==== ITEMS

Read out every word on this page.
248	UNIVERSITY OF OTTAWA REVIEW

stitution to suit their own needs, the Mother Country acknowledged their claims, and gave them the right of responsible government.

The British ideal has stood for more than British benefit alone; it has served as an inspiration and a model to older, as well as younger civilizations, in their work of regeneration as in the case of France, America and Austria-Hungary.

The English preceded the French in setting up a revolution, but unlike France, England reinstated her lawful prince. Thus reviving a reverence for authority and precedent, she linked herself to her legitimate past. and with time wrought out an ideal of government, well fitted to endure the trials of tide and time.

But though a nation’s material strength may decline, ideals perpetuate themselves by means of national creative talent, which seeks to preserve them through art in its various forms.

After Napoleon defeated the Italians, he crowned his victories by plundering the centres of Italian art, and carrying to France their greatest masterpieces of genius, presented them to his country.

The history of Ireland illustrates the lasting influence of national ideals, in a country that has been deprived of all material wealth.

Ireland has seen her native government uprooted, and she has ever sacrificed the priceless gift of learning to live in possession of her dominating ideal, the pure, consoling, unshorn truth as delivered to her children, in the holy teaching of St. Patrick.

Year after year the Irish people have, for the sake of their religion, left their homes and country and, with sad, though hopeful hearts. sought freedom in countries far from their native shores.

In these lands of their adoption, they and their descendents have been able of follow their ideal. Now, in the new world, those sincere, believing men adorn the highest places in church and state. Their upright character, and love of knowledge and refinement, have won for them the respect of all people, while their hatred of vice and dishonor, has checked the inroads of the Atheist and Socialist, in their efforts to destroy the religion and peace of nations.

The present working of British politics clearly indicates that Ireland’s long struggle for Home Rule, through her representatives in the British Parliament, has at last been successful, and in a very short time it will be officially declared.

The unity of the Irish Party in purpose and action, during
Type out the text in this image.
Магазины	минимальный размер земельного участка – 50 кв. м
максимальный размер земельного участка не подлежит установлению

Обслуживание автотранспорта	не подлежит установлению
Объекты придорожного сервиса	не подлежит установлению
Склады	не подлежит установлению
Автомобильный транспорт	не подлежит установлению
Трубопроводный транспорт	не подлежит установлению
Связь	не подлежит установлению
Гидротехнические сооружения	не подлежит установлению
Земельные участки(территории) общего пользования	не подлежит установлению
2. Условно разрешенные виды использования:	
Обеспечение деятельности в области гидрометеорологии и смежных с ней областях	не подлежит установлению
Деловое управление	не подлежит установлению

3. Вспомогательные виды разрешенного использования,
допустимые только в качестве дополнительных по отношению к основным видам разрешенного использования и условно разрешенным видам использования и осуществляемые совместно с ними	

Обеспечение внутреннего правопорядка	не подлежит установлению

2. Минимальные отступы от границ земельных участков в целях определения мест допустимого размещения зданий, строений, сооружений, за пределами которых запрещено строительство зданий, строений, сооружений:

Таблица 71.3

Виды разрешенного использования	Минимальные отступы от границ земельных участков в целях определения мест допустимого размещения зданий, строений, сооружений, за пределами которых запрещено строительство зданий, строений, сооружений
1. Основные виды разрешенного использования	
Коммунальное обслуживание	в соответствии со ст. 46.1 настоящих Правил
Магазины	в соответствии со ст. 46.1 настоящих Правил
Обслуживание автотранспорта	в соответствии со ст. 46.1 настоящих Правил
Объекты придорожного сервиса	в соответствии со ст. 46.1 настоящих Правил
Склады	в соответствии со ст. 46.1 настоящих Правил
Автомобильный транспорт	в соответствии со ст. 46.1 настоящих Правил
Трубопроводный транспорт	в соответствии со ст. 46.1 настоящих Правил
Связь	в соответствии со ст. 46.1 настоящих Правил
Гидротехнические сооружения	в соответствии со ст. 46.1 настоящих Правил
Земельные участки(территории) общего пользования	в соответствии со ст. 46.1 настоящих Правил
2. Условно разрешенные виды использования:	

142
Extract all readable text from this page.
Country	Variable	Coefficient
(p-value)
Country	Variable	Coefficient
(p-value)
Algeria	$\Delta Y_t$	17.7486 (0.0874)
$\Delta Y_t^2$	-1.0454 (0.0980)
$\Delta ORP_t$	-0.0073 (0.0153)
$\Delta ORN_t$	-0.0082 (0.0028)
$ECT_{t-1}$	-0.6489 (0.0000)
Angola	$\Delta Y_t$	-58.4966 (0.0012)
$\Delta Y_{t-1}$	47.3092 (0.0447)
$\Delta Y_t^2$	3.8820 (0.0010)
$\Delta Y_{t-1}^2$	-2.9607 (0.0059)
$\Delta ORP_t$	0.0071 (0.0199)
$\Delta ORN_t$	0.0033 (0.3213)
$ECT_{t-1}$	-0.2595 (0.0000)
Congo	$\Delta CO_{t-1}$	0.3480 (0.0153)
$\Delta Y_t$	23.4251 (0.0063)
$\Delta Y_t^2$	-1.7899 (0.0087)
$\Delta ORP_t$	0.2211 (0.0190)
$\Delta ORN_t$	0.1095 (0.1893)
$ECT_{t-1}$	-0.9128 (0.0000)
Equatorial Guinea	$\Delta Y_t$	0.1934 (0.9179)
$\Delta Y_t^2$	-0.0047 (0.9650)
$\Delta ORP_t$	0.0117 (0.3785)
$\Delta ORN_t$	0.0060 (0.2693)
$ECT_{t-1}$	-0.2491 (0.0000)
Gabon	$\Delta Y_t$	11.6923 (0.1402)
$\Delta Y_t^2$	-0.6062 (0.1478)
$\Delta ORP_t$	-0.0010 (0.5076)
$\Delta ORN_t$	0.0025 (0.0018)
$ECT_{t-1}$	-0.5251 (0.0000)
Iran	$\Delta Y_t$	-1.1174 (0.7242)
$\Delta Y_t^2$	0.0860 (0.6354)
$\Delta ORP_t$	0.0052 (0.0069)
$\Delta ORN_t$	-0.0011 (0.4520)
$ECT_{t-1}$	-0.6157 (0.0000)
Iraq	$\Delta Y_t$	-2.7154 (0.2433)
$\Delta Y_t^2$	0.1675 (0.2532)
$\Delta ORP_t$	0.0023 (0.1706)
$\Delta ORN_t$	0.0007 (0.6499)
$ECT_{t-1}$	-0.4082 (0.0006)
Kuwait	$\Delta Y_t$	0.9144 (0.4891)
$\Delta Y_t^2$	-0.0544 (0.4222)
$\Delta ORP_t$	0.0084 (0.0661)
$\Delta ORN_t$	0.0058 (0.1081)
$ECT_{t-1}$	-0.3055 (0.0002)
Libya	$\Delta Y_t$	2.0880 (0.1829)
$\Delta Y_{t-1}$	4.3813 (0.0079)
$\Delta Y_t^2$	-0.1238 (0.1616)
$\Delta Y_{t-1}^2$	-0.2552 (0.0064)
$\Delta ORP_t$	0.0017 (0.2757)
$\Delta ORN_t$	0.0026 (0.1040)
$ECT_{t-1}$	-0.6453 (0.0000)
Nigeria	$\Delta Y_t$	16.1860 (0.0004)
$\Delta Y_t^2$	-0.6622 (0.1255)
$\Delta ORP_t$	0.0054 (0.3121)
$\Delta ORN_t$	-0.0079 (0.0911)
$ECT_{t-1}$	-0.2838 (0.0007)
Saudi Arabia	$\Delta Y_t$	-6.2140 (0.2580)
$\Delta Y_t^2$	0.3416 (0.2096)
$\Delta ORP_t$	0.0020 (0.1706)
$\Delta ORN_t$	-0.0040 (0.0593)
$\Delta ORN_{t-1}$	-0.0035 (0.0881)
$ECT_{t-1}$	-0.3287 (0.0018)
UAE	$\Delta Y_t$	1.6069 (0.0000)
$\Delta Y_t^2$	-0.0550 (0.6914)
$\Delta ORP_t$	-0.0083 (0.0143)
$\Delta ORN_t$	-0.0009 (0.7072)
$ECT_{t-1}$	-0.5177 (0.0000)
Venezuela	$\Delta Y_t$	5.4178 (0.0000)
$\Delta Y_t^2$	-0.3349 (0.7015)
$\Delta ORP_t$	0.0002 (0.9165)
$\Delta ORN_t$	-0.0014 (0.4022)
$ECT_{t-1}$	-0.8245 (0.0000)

========

→ PROBLEM TO SOLVE:
How many lines of the entries above hold the string "придорожного"? Reply with the number alone.

→ EXERCISE SOLUTION:
2